[WHAT THE TASK ASKS] Run through the data and copy out every line that mentions the word "eines".

** RECORDS FOR THIS TASK follows **

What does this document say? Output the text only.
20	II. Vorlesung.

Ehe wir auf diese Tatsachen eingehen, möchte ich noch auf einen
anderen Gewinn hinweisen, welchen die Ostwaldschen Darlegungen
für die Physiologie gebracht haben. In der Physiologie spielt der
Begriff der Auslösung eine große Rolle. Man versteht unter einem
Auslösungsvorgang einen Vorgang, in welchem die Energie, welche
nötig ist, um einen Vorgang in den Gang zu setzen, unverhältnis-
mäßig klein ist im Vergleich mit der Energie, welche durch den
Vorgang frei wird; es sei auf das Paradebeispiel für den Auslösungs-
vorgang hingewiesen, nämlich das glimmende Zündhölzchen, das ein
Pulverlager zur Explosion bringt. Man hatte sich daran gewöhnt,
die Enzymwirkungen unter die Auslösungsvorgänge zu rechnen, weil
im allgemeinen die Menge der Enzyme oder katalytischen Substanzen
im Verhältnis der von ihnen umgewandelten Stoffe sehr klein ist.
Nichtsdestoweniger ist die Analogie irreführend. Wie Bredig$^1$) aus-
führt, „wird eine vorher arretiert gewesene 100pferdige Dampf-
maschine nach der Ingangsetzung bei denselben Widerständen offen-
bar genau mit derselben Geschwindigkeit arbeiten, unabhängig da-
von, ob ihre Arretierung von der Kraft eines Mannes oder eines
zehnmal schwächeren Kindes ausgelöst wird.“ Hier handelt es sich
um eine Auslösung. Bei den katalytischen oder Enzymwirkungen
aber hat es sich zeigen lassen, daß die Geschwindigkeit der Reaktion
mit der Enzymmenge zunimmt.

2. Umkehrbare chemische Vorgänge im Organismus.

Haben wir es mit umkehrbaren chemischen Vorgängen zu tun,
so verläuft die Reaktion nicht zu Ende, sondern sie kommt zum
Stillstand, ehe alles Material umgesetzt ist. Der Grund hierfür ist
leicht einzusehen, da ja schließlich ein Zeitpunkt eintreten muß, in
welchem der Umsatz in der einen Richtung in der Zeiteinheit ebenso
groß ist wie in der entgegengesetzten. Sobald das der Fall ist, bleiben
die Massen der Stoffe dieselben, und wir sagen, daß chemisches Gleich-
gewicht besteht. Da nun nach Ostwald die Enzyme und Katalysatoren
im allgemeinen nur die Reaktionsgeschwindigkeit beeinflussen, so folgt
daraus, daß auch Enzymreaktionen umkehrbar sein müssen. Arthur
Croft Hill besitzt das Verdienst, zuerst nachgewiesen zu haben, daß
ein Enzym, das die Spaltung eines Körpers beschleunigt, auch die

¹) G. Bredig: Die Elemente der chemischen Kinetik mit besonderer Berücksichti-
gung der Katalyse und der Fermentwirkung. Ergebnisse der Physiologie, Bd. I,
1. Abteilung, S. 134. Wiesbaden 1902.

** End of RECORDS FOR THIS TASK **

[EXERCISE RESPONSE]
von, ob ihre Arretierung von der Kraft eines Mannes oder eines
ein Enzym, das die Spaltung eines Körpers beschleunigt, auch die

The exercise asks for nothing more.